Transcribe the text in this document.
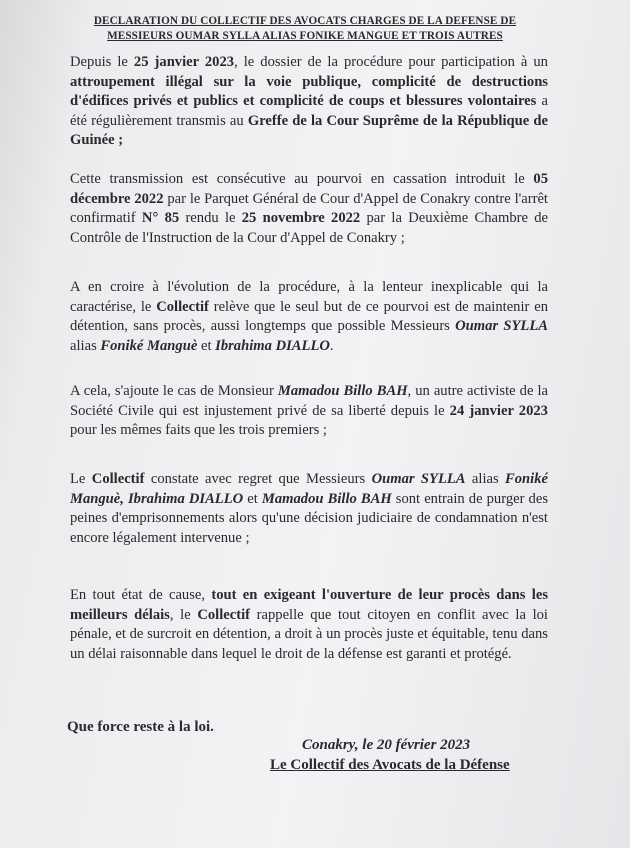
DECLARATION DU COLLECTIF DES AVOCATS CHARGES DE LA DEFENSE DE
MESSIEURS OUMAR SYLLA ALIAS FONIKE MANGUE ET TROIS AUTRES
Depuis le 25 janvier 2023, le dossier de la procédure pour participation à un attroupement illégal sur la voie publique, complicité de destructions d'édifices privés et publics et complicité de coups et blessures volontaires a été régulièrement transmis au Greffe de la Cour Suprême de la République de Guinée ;
Cette transmission est consécutive au pourvoi en cassation introduit le 05 décembre 2022 par le Parquet Général de Cour d'Appel de Conakry contre l'arrêt confirmatif N° 85 rendu le 25 novembre 2022 par la Deuxième Chambre de Contrôle de l'Instruction de la Cour d'Appel de Conakry ;
A en croire à l'évolution de la procédure, à la lenteur inexplicable qui la caractérise, le Collectif relève que le seul but de ce pourvoi est de maintenir en détention, sans procès, aussi longtemps que possible Messieurs Oumar SYLLA alias Foniké Manguè et Ibrahima DIALLO.
A cela, s'ajoute le cas de Monsieur Mamadou Billo BAH, un autre activiste de la Société Civile qui est injustement privé de sa liberté depuis le 24 janvier 2023 pour les mêmes faits que les trois premiers ;
Le Collectif constate avec regret que Messieurs Oumar SYLLA alias Foniké Manguè, Ibrahima DIALLO et Mamadou Billo BAH sont entrain de purger des peines d'emprisonnements alors qu'une décision judiciaire de condamnation n'est encore légalement intervenue ;
En tout état de cause, tout en exigeant l'ouverture de leur procès dans les meilleurs délais, le Collectif rappelle que tout citoyen en conflit avec la loi pénale, et de surcroit en détention, a droit à un procès juste et équitable, tenu dans un délai raisonnable dans lequel le droit de la défense est garanti et protégé.
Que force reste à la loi.
Conakry, le 20 février 2023
Le Collectif des Avocats de la Défense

PROBLEM DESCRIPTION -> Write the entries above out in full, exactly, with no images.

FULL RESPONSE ->
Transcribe the text in this document.
DECLARATION DU COLLECTIF DES AVOCATS CHARGES DE LA DEFENSE DE
MESSIEURS OUMAR SYLLA ALIAS FONIKE MANGUE ET TROIS AUTRES
Depuis le 25 janvier 2023, le dossier de la procédure pour participation à un attroupement illégal sur la voie publique, complicité de destructions d'édifices privés et publics et complicité de coups et blessures volontaires a été régulièrement transmis au Greffe de la Cour Suprême de la République de Guinée ;
Cette transmission est consécutive au pourvoi en cassation introduit le 05 décembre 2022 par le Parquet Général de Cour d'Appel de Conakry contre l'arrêt confirmatif N° 85 rendu le 25 novembre 2022 par la Deuxième Chambre de Contrôle de l'Instruction de la Cour d'Appel de Conakry ;
A en croire à l'évolution de la procédure, à la lenteur inexplicable qui la caractérise, le Collectif relève que le seul but de ce pourvoi est de maintenir en détention, sans procès, aussi longtemps que possible Messieurs Oumar SYLLA alias Foniké Manguè et Ibrahima DIALLO.
A cela, s'ajoute le cas de Monsieur Mamadou Billo BAH, un autre activiste de la Société Civile qui est injustement privé de sa liberté depuis le 24 janvier 2023 pour les mêmes faits que les trois premiers ;
Le Collectif constate avec regret que Messieurs Oumar SYLLA alias Foniké Manguè, Ibrahima DIALLO et Mamadou Billo BAH sont entrain de purger des peines d'emprisonnements alors qu'une décision judiciaire de condamnation n'est encore légalement intervenue ;
En tout état de cause, tout en exigeant l'ouverture de leur procès dans les meilleurs délais, le Collectif rappelle que tout citoyen en conflit avec la loi pénale, et de surcroit en détention, a droit à un procès juste et équitable, tenu dans un délai raisonnable dans lequel le droit de la défense est garanti et protégé.
Que force reste à la loi.
Conakry, le 20 février 2023
Le Collectif des Avocats de la Défense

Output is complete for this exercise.